**Goal of the exercise:**
Pick out the lines below that contain the string "this" and copy them all.

**Source records:**
* begin *

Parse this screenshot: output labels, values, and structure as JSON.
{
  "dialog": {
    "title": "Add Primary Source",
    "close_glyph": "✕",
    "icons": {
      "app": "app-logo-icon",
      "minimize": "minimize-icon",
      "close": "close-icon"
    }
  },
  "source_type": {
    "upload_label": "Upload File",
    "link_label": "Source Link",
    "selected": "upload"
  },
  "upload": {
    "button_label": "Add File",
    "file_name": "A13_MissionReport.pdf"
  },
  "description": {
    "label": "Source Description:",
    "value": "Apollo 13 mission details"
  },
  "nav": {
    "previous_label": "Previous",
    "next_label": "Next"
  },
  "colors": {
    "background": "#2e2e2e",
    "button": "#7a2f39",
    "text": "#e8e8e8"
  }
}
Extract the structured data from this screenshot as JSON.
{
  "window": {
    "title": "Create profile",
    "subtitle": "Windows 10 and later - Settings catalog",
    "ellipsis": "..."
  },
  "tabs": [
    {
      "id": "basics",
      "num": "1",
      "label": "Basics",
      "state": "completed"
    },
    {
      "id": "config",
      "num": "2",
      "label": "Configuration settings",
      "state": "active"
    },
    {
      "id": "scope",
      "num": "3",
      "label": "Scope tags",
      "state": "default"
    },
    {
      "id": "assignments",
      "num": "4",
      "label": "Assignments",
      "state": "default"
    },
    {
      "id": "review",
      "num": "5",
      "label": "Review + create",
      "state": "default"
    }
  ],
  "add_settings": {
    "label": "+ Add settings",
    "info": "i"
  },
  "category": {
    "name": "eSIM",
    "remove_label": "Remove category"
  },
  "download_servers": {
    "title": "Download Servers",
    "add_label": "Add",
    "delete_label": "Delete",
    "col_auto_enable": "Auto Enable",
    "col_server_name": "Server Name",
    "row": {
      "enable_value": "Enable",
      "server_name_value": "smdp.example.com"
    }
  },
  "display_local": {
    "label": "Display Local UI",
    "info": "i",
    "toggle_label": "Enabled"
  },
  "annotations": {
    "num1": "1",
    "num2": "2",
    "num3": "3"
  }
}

* end *

**Exercise result:**
Parse this screenshot: output labels, values, and structure as JSON.
Extract the structured data from this screenshot as JSON.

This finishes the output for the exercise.